◆ THE DATA
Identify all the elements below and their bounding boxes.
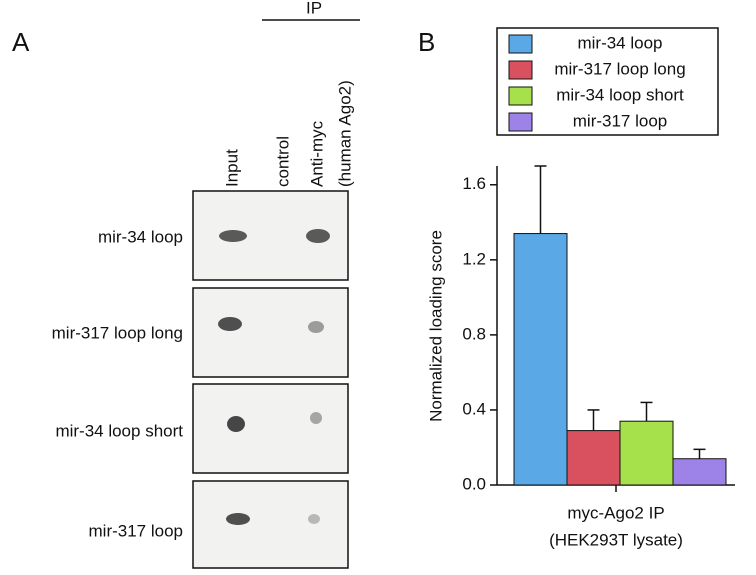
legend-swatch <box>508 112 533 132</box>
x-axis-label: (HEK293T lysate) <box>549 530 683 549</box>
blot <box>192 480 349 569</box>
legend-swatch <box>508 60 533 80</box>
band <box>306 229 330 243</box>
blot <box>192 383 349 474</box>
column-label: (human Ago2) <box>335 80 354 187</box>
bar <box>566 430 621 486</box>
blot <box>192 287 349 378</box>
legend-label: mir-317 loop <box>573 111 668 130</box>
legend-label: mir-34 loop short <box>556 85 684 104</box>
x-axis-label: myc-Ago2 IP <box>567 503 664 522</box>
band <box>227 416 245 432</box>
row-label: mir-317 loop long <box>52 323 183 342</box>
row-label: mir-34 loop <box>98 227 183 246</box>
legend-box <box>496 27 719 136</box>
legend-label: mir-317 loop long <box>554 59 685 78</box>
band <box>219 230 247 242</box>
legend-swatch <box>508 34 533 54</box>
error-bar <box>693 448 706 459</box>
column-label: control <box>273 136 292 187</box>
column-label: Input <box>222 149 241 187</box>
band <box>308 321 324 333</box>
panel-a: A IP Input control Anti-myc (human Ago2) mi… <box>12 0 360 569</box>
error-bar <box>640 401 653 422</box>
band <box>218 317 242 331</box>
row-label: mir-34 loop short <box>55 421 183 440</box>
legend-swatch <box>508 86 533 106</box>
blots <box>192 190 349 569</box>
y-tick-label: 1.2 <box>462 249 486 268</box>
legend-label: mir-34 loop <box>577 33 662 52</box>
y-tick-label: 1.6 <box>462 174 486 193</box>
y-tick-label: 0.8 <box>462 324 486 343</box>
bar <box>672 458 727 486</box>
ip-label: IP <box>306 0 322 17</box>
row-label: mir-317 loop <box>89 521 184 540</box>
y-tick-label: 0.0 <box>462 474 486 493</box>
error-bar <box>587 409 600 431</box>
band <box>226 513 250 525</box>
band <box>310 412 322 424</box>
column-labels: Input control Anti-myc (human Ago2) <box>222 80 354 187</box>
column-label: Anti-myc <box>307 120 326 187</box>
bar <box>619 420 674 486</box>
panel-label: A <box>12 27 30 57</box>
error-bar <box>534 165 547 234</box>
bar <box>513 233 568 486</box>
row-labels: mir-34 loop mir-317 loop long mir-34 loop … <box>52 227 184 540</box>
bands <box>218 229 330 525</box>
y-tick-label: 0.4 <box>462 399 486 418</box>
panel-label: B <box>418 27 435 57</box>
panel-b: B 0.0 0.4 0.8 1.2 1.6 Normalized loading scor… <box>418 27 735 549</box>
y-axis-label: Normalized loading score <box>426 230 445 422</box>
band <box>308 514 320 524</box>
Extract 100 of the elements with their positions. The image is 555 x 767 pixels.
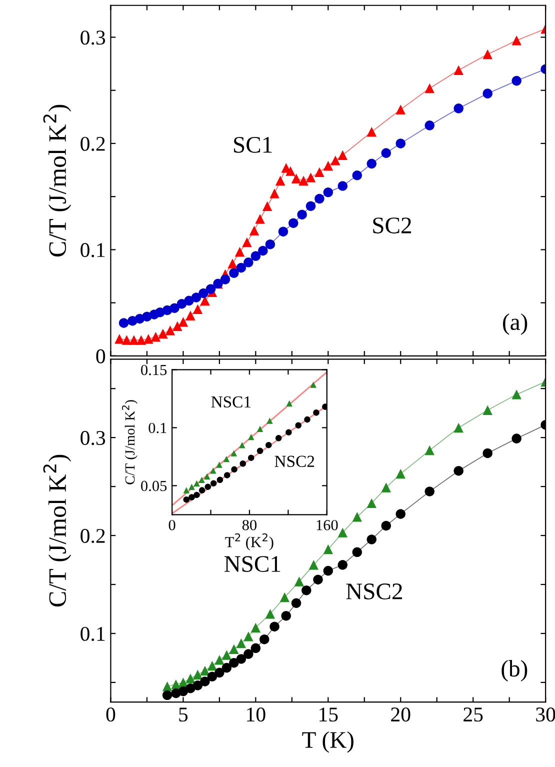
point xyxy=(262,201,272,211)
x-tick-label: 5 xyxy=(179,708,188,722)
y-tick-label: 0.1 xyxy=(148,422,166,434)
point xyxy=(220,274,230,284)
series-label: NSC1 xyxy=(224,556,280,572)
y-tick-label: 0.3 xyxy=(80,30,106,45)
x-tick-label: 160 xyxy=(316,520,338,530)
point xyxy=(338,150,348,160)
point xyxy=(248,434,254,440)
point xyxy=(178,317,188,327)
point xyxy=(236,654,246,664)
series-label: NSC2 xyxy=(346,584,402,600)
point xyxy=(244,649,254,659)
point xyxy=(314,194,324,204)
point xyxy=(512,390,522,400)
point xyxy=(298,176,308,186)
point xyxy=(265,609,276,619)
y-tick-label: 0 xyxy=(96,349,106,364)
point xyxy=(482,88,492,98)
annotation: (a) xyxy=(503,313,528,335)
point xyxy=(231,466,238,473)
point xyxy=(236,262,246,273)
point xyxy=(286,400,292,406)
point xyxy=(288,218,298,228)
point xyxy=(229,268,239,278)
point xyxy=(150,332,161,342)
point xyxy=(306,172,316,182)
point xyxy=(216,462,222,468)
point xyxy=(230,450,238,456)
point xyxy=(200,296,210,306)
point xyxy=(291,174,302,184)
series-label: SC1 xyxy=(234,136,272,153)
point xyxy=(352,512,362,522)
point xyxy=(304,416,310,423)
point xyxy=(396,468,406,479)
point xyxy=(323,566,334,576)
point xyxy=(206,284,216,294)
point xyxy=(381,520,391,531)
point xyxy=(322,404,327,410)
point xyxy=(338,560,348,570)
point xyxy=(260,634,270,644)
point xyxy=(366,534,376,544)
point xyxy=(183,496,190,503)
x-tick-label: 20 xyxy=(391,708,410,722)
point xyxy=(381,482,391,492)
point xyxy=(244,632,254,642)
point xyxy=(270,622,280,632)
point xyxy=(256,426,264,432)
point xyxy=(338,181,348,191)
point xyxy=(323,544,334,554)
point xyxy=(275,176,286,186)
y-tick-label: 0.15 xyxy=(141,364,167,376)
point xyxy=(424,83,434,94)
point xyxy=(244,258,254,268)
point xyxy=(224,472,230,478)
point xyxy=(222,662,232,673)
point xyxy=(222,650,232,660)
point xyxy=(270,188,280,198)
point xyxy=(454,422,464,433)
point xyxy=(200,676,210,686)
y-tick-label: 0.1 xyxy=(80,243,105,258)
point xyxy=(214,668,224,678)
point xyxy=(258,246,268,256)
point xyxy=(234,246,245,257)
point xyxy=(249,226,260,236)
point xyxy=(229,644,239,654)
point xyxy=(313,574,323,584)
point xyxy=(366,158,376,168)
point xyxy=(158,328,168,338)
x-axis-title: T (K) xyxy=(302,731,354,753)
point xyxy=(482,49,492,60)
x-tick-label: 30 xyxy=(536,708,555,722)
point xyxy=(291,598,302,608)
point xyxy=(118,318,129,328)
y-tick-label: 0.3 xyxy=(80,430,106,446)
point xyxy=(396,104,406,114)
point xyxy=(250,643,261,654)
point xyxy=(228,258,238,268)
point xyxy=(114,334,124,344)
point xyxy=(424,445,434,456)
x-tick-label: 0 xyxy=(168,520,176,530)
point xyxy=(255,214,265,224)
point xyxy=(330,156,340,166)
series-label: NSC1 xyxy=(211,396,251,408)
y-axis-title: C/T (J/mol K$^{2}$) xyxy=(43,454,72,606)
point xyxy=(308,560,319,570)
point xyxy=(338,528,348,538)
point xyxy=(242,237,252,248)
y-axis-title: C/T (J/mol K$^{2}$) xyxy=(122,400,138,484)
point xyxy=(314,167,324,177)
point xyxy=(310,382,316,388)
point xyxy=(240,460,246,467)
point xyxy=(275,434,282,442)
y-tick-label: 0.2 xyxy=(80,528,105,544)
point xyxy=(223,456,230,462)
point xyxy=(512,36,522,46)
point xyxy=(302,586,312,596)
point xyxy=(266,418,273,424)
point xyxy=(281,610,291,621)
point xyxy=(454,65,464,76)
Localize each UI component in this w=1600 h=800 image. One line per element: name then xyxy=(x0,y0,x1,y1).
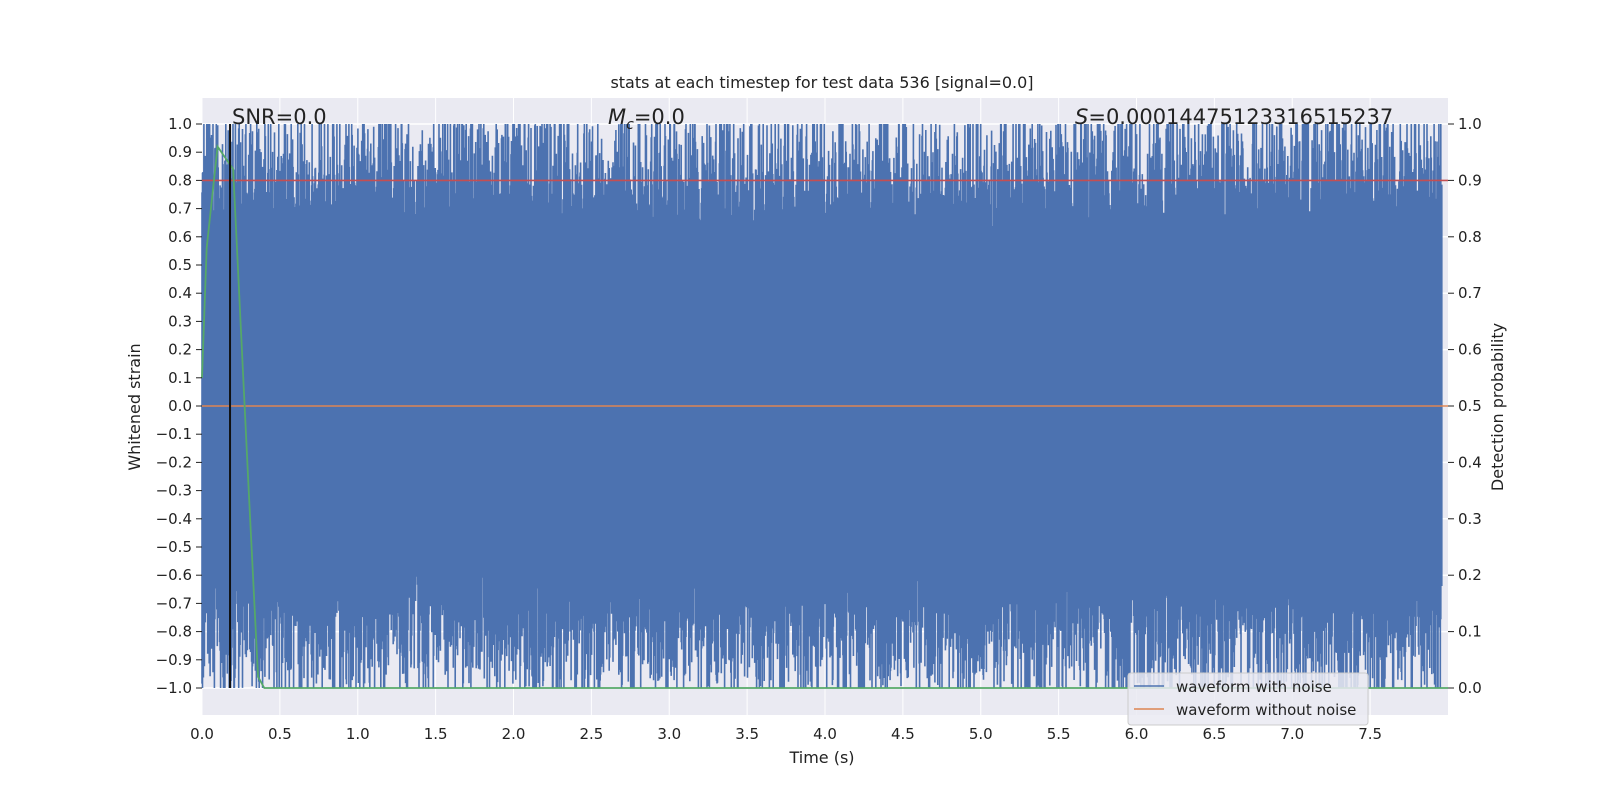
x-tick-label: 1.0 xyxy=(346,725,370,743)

◆ AIM
Print all of the lines above verbatim, leaving the pictures out.

◆ RIGHT ANSWER
Identify all the elements below and their bounding boxes.
legend-swatch <box>508 112 533 132</box>
x-axis-label: (HEK293T lysate) <box>549 530 683 549</box>
blot <box>192 480 349 569</box>
legend-swatch <box>508 60 533 80</box>
band <box>306 229 330 243</box>
blot <box>192 383 349 474</box>
column-label: (human Ago2) <box>335 80 354 187</box>
bar <box>566 430 621 486</box>
blot <box>192 287 349 378</box>
legend-label: mir-317 loop <box>573 111 668 130</box>
legend-label: mir-34 loop short <box>556 85 684 104</box>
x-axis-label: myc-Ago2 IP <box>567 503 664 522</box>
band <box>227 416 245 432</box>
row-label: mir-317 loop long <box>52 323 183 342</box>
row-label: mir-34 loop <box>98 227 183 246</box>
legend-box <box>496 27 719 136</box>
legend-label: mir-317 loop long <box>554 59 685 78</box>
band <box>219 230 247 242</box>
legend-swatch <box>508 34 533 54</box>
error-bar <box>693 448 706 459</box>
column-label: control <box>273 136 292 187</box>
column-label: Input <box>222 149 241 187</box>
band <box>308 321 324 333</box>
panel-a: A IP Input control Anti-myc (human Ago2) mi… <box>12 0 360 569</box>
error-bar <box>640 401 653 422</box>
band <box>218 317 242 331</box>
row-label: mir-34 loop short <box>55 421 183 440</box>
legend-swatch <box>508 86 533 106</box>
blots <box>192 190 349 569</box>
y-tick-label: 1.2 <box>462 249 486 268</box>
legend-label: mir-34 loop <box>577 33 662 52</box>
y-tick-label: 1.6 <box>462 174 486 193</box>
y-tick-label: 0.8 <box>462 324 486 343</box>
bar <box>672 458 727 486</box>
ip-label: IP <box>306 0 322 17</box>
row-label: mir-317 loop <box>89 521 184 540</box>
y-tick-label: 0.0 <box>462 474 486 493</box>
error-bar <box>587 409 600 431</box>
band <box>226 513 250 525</box>
band <box>310 412 322 424</box>
column-labels: Input control Anti-myc (human Ago2) <box>222 80 354 187</box>
column-label: Anti-myc <box>307 120 326 187</box>
bar <box>619 420 674 486</box>
panel-label: A <box>12 27 30 57</box>
error-bar <box>534 165 547 234</box>
bar <box>513 233 568 486</box>
row-labels: mir-34 loop mir-317 loop long mir-34 loop … <box>52 227 184 540</box>
bands <box>218 229 330 525</box>
y-tick-label: 0.4 <box>462 399 486 418</box>
panel-label: B <box>418 27 435 57</box>
panel-b: B 0.0 0.4 0.8 1.2 1.6 Normalized loading scor… <box>418 27 735 549</box>
y-axis-label: Normalized loading score <box>426 230 445 422</box>
band <box>308 514 320 524</box>
Extract 100 of the elements with their positions. The image is 555 x 767 pixels.
point xyxy=(262,201,272,211)
x-tick-label: 5 xyxy=(179,708,188,722)
y-tick-label: 0.1 xyxy=(148,422,166,434)
point xyxy=(220,274,230,284)
series-label: NSC1 xyxy=(224,556,280,572)
y-tick-label: 0.3 xyxy=(80,30,106,45)
x-tick-label: 160 xyxy=(316,520,338,530)
point xyxy=(338,150,348,160)
point xyxy=(248,434,254,440)
point xyxy=(178,317,188,327)
point xyxy=(236,654,246,664)
series-label: NSC2 xyxy=(346,584,402,600)
point xyxy=(244,649,254,659)
point xyxy=(314,194,324,204)
point xyxy=(512,390,522,400)
point xyxy=(298,176,308,186)
point xyxy=(265,609,276,619)
y-tick-label: 0 xyxy=(96,349,106,364)
point xyxy=(482,88,492,98)
annotation: (a) xyxy=(503,313,528,335)
point xyxy=(231,466,238,473)
point xyxy=(236,262,246,273)
point xyxy=(286,400,292,406)
point xyxy=(288,218,298,228)
point xyxy=(229,268,239,278)
point xyxy=(150,332,161,342)
point xyxy=(306,172,316,182)
point xyxy=(216,462,222,468)
point xyxy=(230,450,238,456)
point xyxy=(200,296,210,306)
point xyxy=(291,174,302,184)
series-label: SC1 xyxy=(234,136,272,153)
point xyxy=(352,512,362,522)
point xyxy=(304,416,310,423)
point xyxy=(396,468,406,479)
point xyxy=(323,566,334,576)
point xyxy=(206,284,216,294)
point xyxy=(381,520,391,531)
point xyxy=(322,404,327,410)
point xyxy=(338,560,348,570)
point xyxy=(260,634,270,644)
point xyxy=(366,534,376,544)
point xyxy=(183,496,190,503)
x-tick-label: 20 xyxy=(391,708,410,722)
point xyxy=(381,482,391,492)
point xyxy=(244,632,254,642)
point xyxy=(270,622,280,632)
point xyxy=(256,426,264,432)
point xyxy=(338,181,348,191)
point xyxy=(323,544,334,554)
point xyxy=(275,176,286,186)
y-tick-label: 0.15 xyxy=(141,364,167,376)
point xyxy=(424,83,434,94)
point xyxy=(244,258,254,268)
point xyxy=(224,472,230,478)
point xyxy=(222,662,232,673)
point xyxy=(222,650,232,660)
point xyxy=(270,188,280,198)
point xyxy=(454,422,464,433)
point xyxy=(200,676,210,686)
y-tick-label: 0.1 xyxy=(80,243,105,258)
point xyxy=(214,668,224,678)
point xyxy=(258,246,268,256)
point xyxy=(234,246,245,257)
point xyxy=(249,226,260,236)
point xyxy=(229,644,239,654)
point xyxy=(313,574,323,584)
point xyxy=(366,158,376,168)
point xyxy=(158,328,168,338)
x-axis-title: T (K) xyxy=(302,731,354,753)
point xyxy=(482,49,492,60)
x-tick-label: 30 xyxy=(536,708,555,722)
point xyxy=(291,598,302,608)
point xyxy=(118,318,129,328)
y-tick-label: 0.3 xyxy=(80,430,106,446)
point xyxy=(396,104,406,114)
point xyxy=(250,643,261,654)
point xyxy=(228,258,238,268)
point xyxy=(114,334,124,344)
point xyxy=(424,445,434,456)
x-tick-label: 0 xyxy=(168,520,176,530)
point xyxy=(255,214,265,224)
point xyxy=(330,156,340,166)
series-label: NSC1 xyxy=(211,396,251,408)
y-axis-title: C/T (J/mol K$^{2}$) xyxy=(43,454,72,606)
point xyxy=(308,560,319,570)
point xyxy=(338,528,348,538)
point xyxy=(242,237,252,248)
y-axis-title: C/T (J/mol K$^{2}$) xyxy=(122,400,138,484)
point xyxy=(314,167,324,177)
point xyxy=(310,382,316,388)
point xyxy=(240,460,246,467)
point xyxy=(275,434,282,442)
y-tick-label: 0.2 xyxy=(80,528,105,544)
point xyxy=(223,456,230,462)
point xyxy=(512,36,522,46)
point xyxy=(302,586,312,596)
point xyxy=(266,418,273,424)
point xyxy=(281,610,291,621)
point xyxy=(454,65,464,76)
Localize each UI component in this w=1600 h=800 image. One line per element: name then xyxy=(x0,y0,x1,y1).
x-tick-label: 1.0 xyxy=(346,725,370,743)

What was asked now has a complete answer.